§ To be done
In the material below, find every line with "color" and pull it out.

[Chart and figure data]
## start

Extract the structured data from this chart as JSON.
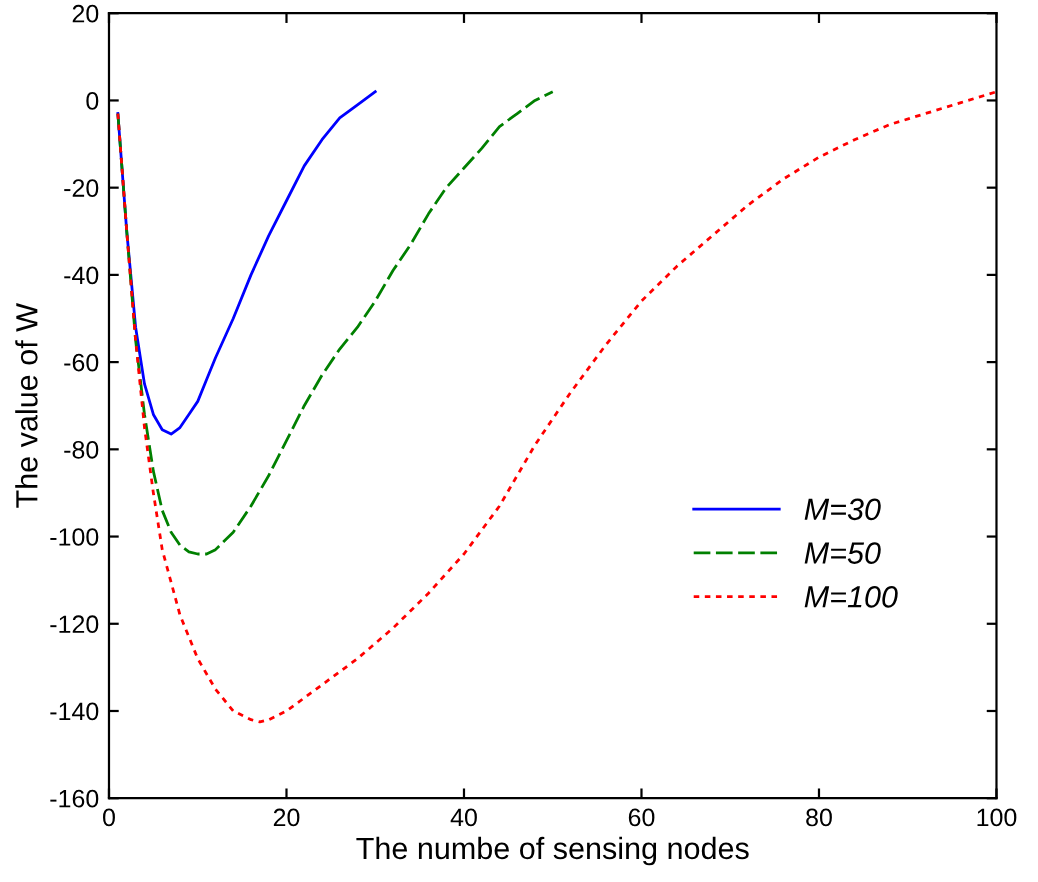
{
  "chart_data": {
    "type": "line",
    "xlabel": "The numbe of sensing nodes",
    "ylabel": "The value of W",
    "xlim": [
      0,
      100
    ],
    "xticks": [
      0,
      20,
      40,
      60,
      80,
      100
    ],
    "ylim": [
      -160,
      20
    ],
    "yticks": [
      -160,
      -140,
      -120,
      -100,
      -80,
      -60,
      -40,
      -20,
      0,
      20
    ],
    "grid": false,
    "legend": "bottom right",
    "marker": "none",
    "series": [
      {
        "name": "M=30",
        "color": "#0000ff",
        "line_style": "solid",
        "x": [
          1,
          2,
          3,
          4,
          5,
          6,
          7,
          8,
          9,
          10,
          11,
          12,
          14,
          16,
          18,
          20,
          22,
          24,
          26,
          28,
          30
        ],
        "values": [
          -3,
          -30,
          -52,
          -65,
          -72,
          -75.5,
          -76.5,
          -75,
          -72,
          -69,
          -64,
          -59,
          -50,
          -40,
          -31,
          -23,
          -15,
          -9,
          -4,
          -1,
          2
        ]
      },
      {
        "name": "M=50",
        "color": "#008000",
        "line_style": "dashed",
        "x": [
          1,
          2,
          3,
          4,
          5,
          6,
          7,
          8,
          9,
          10,
          11,
          12,
          14,
          16,
          18,
          20,
          22,
          24,
          26,
          28,
          30,
          32,
          34,
          36,
          38,
          40,
          42,
          44,
          46,
          48,
          50
        ],
        "values": [
          -3,
          -30,
          -55,
          -72,
          -85,
          -94,
          -99,
          -102,
          -103.5,
          -104,
          -104,
          -103,
          -99,
          -93,
          -86,
          -78,
          -70,
          -63,
          -57,
          -52,
          -46,
          -39,
          -33,
          -26,
          -20,
          -15.5,
          -11,
          -6,
          -3,
          0,
          2
        ]
      },
      {
        "name": "M=100",
        "color": "#ff0000",
        "line_style": "dotted",
        "x": [
          1,
          2,
          3,
          4,
          5,
          6,
          8,
          10,
          12,
          14,
          16,
          17,
          18,
          20,
          24,
          28,
          32,
          36,
          40,
          44,
          48,
          52,
          56,
          60,
          64,
          68,
          72,
          76,
          80,
          84,
          88,
          92,
          96,
          100
        ],
        "values": [
          -3,
          -30,
          -55,
          -75,
          -90,
          -103,
          -118,
          -128,
          -135,
          -140,
          -142,
          -142.5,
          -142,
          -140,
          -134,
          -128,
          -121,
          -113,
          -104,
          -93,
          -79,
          -67,
          -56,
          -46,
          -38,
          -31,
          -24,
          -18,
          -13,
          -9,
          -5.5,
          -3,
          -0.5,
          2
        ]
      }
    ]
  }
}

## end

§ Solved exercise
        "color": "#0000ff",
        "color": "#008000",
        "color": "#ff0000",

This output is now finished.